EXERCISE REQUIREMENTS — Output all of the entries below precisely as written.

---- DATASET CONTENT

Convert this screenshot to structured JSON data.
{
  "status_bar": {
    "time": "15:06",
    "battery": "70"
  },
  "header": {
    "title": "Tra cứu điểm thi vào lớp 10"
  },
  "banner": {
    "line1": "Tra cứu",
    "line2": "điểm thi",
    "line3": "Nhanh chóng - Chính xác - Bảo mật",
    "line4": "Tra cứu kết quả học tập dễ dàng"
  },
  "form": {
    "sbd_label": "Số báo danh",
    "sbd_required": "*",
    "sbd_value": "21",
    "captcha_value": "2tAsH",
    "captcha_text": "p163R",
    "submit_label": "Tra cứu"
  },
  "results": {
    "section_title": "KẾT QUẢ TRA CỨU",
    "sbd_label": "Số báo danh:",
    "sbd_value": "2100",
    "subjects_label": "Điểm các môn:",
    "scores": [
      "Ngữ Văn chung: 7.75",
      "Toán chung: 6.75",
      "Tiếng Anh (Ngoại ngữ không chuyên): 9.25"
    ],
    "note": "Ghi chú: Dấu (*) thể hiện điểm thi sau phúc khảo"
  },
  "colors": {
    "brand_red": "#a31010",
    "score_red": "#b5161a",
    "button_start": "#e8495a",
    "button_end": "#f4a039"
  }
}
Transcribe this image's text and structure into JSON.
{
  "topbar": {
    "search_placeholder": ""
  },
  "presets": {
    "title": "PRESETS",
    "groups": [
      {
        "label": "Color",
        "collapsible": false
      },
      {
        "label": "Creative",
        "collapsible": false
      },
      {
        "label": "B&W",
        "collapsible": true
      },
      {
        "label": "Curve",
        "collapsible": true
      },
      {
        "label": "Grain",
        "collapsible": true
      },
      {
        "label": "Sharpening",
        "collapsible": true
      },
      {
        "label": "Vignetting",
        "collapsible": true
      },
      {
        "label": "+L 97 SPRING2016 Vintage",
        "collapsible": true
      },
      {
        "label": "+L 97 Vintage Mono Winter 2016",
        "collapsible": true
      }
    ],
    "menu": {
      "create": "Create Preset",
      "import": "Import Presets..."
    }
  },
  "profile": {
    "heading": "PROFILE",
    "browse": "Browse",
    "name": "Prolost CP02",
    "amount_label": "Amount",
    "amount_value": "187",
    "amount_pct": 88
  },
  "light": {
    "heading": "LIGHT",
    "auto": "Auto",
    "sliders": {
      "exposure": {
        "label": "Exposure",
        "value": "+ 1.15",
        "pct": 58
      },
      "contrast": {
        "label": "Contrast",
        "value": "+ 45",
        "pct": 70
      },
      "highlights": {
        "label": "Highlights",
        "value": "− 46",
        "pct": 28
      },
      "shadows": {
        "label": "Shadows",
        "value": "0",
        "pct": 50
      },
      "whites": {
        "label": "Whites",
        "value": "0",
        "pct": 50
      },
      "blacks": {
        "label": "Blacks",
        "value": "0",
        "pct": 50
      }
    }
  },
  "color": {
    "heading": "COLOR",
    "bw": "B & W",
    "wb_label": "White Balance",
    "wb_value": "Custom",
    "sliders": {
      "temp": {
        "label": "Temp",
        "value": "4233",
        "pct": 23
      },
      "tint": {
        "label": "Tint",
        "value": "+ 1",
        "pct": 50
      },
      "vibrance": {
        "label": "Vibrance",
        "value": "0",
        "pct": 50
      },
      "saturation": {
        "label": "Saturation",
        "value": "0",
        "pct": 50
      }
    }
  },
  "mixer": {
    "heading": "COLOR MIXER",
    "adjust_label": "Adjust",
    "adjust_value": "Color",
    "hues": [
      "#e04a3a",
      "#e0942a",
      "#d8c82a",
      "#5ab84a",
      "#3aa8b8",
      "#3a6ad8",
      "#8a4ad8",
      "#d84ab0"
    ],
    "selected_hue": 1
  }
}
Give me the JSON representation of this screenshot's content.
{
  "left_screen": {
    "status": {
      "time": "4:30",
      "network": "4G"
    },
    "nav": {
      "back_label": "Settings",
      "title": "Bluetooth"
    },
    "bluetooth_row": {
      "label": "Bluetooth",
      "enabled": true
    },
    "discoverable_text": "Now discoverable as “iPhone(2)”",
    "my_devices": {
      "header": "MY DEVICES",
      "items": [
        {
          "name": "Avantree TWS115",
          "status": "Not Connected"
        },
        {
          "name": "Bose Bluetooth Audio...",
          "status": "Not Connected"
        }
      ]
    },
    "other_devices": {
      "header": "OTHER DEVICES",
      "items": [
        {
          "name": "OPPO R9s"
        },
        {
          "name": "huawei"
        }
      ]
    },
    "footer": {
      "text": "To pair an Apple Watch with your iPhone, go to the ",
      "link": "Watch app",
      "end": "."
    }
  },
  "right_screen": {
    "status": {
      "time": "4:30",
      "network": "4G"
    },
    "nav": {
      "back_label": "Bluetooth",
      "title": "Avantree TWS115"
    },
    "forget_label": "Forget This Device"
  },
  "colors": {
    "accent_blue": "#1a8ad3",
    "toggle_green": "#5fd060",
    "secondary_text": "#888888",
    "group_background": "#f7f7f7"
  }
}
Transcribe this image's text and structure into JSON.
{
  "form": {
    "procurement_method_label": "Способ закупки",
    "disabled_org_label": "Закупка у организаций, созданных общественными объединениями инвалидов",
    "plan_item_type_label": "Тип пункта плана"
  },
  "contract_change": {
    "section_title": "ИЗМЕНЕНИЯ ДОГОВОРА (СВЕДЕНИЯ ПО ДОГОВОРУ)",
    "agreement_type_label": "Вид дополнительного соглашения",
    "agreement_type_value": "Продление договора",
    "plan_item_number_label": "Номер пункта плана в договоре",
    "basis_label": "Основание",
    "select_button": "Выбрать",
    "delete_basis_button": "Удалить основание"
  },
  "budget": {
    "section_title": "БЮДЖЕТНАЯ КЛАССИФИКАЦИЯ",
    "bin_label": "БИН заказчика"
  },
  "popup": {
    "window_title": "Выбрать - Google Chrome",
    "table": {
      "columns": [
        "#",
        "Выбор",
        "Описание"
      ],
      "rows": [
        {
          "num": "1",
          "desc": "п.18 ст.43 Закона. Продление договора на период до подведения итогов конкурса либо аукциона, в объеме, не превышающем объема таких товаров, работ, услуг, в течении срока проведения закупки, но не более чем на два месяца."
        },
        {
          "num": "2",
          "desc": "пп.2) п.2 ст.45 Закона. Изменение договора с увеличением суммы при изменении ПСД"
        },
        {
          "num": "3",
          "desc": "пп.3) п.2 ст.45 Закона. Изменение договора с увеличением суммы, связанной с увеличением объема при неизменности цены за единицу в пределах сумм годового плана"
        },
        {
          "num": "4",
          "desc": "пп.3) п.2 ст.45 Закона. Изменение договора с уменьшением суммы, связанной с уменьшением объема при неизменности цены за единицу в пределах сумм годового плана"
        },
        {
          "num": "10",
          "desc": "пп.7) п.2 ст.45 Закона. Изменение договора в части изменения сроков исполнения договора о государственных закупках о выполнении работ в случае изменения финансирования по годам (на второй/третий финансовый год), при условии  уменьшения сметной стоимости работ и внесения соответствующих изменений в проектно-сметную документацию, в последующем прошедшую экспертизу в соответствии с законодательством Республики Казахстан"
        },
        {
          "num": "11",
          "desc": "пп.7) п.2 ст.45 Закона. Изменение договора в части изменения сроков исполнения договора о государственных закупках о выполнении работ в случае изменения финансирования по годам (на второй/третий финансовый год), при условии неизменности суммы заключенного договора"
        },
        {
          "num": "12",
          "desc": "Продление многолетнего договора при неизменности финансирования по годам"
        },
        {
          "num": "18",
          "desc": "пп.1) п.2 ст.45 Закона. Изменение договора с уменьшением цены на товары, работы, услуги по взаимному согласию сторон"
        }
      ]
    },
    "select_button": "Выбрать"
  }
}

--------

TASK RESPONSE —
Convert this screenshot to structured JSON data.
{
  "status_bar": {
    "time": "15:06",
    "battery": "70"
  },
  "header": {
    "title": "Tra cứu điểm thi vào lớp 10"
  },
  "banner": {
    "line1": "Tra cứu",
    "line2": "điểm thi",
    "line3": "Nhanh chóng - Chính xác - Bảo mật",
    "line4": "Tra cứu kết quả học tập dễ dàng"
  },
  "form": {
    "sbd_label": "Số báo danh",
    "sbd_required": "*",
    "sbd_value": "21",
    "captcha_value": "2tAsH",
    "captcha_text": "p163R",
    "submit_label": "Tra cứu"
  },
  "results": {
    "section_title": "KẾT QUẢ TRA CỨU",
    "sbd_label": "Số báo danh:",
    "sbd_value": "2100",
    "subjects_label": "Điểm các môn:",
    "scores": [
      "Ngữ Văn chung: 7.75",
      "Toán chung: 6.75",
      "Tiếng Anh (Ngoại ngữ không chuyên): 9.25"
    ],
    "note": "Ghi chú: Dấu (*) thể hiện điểm thi sau phúc khảo"
  },
  "colors": {
    "brand_red": "#a31010",
    "score_red": "#b5161a",
    "button_start": "#e8495a",
    "button_end": "#f4a039"
  }
}
Transcribe this image's text and structure into JSON.
{
  "topbar": {
    "search_placeholder": ""
  },
  "presets": {
    "title": "PRESETS",
    "groups": [
      {
        "label": "Color",
        "collapsible": false
      },
      {
        "label": "Creative",
        "collapsible": false
      },
      {
        "label": "B&W",
        "collapsible": true
      },
      {
        "label": "Curve",
        "collapsible": true
      },
      {
        "label": "Grain",
        "collapsible": true
      },
      {
        "label": "Sharpening",
        "collapsible": true
      },
      {
        "label": "Vignetting",
        "collapsible": true
      },
      {
        "label": "+L 97 SPRING2016 Vintage",
        "collapsible": true
      },
      {
        "label": "+L 97 Vintage Mono Winter 2016",
        "collapsible": true
      }
    ],
    "menu": {
      "create": "Create Preset",
      "import": "Import Presets..."
    }
  },
  "profile": {
    "heading": "PROFILE",
    "browse": "Browse",
    "name": "Prolost CP02",
    "amount_label": "Amount",
    "amount_value": "187",
    "amount_pct": 88
  },
  "light": {
    "heading": "LIGHT",
    "auto": "Auto",
    "sliders": {
      "exposure": {
        "label": "Exposure",
        "value": "+ 1.15",
        "pct": 58
      },
      "contrast": {
        "label": "Contrast",
        "value": "+ 45",
        "pct": 70
      },
      "highlights": {
        "label": "Highlights",
        "value": "− 46",
        "pct": 28
      },
      "shadows": {
        "label": "Shadows",
        "value": "0",
        "pct": 50
      },
      "whites": {
        "label": "Whites",
        "value": "0",
        "pct": 50
      },
      "blacks": {
        "label": "Blacks",
        "value": "0",
        "pct": 50
      }
    }
  },
  "color": {
    "heading": "COLOR",
    "bw": "B & W",
    "wb_label": "White Balance",
    "wb_value": "Custom",
    "sliders": {
      "temp": {
        "label": "Temp",
        "value": "4233",
        "pct": 23
      },
      "tint": {
        "label": "Tint",
        "value": "+ 1",
        "pct": 50
      },
      "vibrance": {
        "label": "Vibrance",
        "value": "0",
        "pct": 50
      },
      "saturation": {
        "label": "Saturation",
        "value": "0",
        "pct": 50
      }
    }
  },
  "mixer": {
    "heading": "COLOR MIXER",
    "adjust_label": "Adjust",
    "adjust_value": "Color",
    "hues": [
      "#e04a3a",
      "#e0942a",
      "#d8c82a",
      "#5ab84a",
      "#3aa8b8",
      "#3a6ad8",
      "#8a4ad8",
      "#d84ab0"
    ],
    "selected_hue": 1
  }
}
Give me the JSON representation of this screenshot's content.
{
  "left_screen": {
    "status": {
      "time": "4:30",
      "network": "4G"
    },
    "nav": {
      "back_label": "Settings",
      "title": "Bluetooth"
    },
    "bluetooth_row": {
      "label": "Bluetooth",
      "enabled": true
    },
    "discoverable_text": "Now discoverable as “iPhone(2)”",
    "my_devices": {
      "header": "MY DEVICES",
      "items": [
        {
          "name": "Avantree TWS115",
          "status": "Not Connected"
        },
        {
          "name": "Bose Bluetooth Audio...",
          "status": "Not Connected"
        }
      ]
    },
    "other_devices": {
      "header": "OTHER DEVICES",
      "items": [
        {
          "name": "OPPO R9s"
        },
        {
          "name": "huawei"
        }
      ]
    },
    "footer": {
      "text": "To pair an Apple Watch with your iPhone, go to the ",
      "link": "Watch app",
      "end": "."
    }
  },
  "right_screen": {
    "status": {
      "time": "4:30",
      "network": "4G"
    },
    "nav": {
      "back_label": "Bluetooth",
      "title": "Avantree TWS115"
    },
    "forget_label": "Forget This Device"
  },
  "colors": {
    "accent_blue": "#1a8ad3",
    "toggle_green": "#5fd060",
    "secondary_text": "#888888",
    "group_background": "#f7f7f7"
  }
}
Transcribe this image's text and structure into JSON.
{
  "form": {
    "procurement_method_label": "Способ закупки",
    "disabled_org_label": "Закупка у организаций, созданных общественными объединениями инвалидов",
    "plan_item_type_label": "Тип пункта плана"
  },
  "contract_change": {
    "section_title": "ИЗМЕНЕНИЯ ДОГОВОРА (СВЕДЕНИЯ ПО ДОГОВОРУ)",
    "agreement_type_label": "Вид дополнительного соглашения",
    "agreement_type_value": "Продление договора",
    "plan_item_number_label": "Номер пункта плана в договоре",
    "basis_label": "Основание",
    "select_button": "Выбрать",
    "delete_basis_button": "Удалить основание"
  },
  "budget": {
    "section_title": "БЮДЖЕТНАЯ КЛАССИФИКАЦИЯ",
    "bin_label": "БИН заказчика"
  },
  "popup": {
    "window_title": "Выбрать - Google Chrome",
    "table": {
      "columns": [
        "#",
        "Выбор",
        "Описание"
      ],
      "rows": [
        {
          "num": "1",
          "desc": "п.18 ст.43 Закона. Продление договора на период до подведения итогов конкурса либо аукциона, в объеме, не превышающем объема таких товаров, работ, услуг, в течении срока проведения закупки, но не более чем на два месяца."
        },
        {
          "num": "2",
          "desc": "пп.2) п.2 ст.45 Закона. Изменение договора с увеличением суммы при изменении ПСД"
        },
        {
          "num": "3",
          "desc": "пп.3) п.2 ст.45 Закона. Изменение договора с увеличением суммы, связанной с увеличением объема при неизменности цены за единицу в пределах сумм годового плана"
        },
        {
          "num": "4",
          "desc": "пп.3) п.2 ст.45 Закона. Изменение договора с уменьшением суммы, связанной с уменьшением объема при неизменности цены за единицу в пределах сумм годового плана"
        },
        {
          "num": "10",
          "desc": "пп.7) п.2 ст.45 Закона. Изменение договора в части изменения сроков исполнения договора о государственных закупках о выполнении работ в случае изменения финансирования по годам (на второй/третий финансовый год), при условии  уменьшения сметной стоимости работ и внесения соответствующих изменений в проектно-сметную документацию, в последующем прошедшую экспертизу в соответствии с законодательством Республики Казахстан"
        },
        {
          "num": "11",
          "desc": "пп.7) п.2 ст.45 Закона. Изменение договора в части изменения сроков исполнения договора о государственных закупках о выполнении работ в случае изменения финансирования по годам (на второй/третий финансовый год), при условии неизменности суммы заключенного договора"
        },
        {
          "num": "12",
          "desc": "Продление многолетнего договора при неизменности финансирования по годам"
        },
        {
          "num": "18",
          "desc": "пп.1) п.2 ст.45 Закона. Изменение договора с уменьшением цены на товары, работы, услуги по взаимному согласию сторон"
        }
      ]
    },
    "select_button": "Выбрать"
  }
}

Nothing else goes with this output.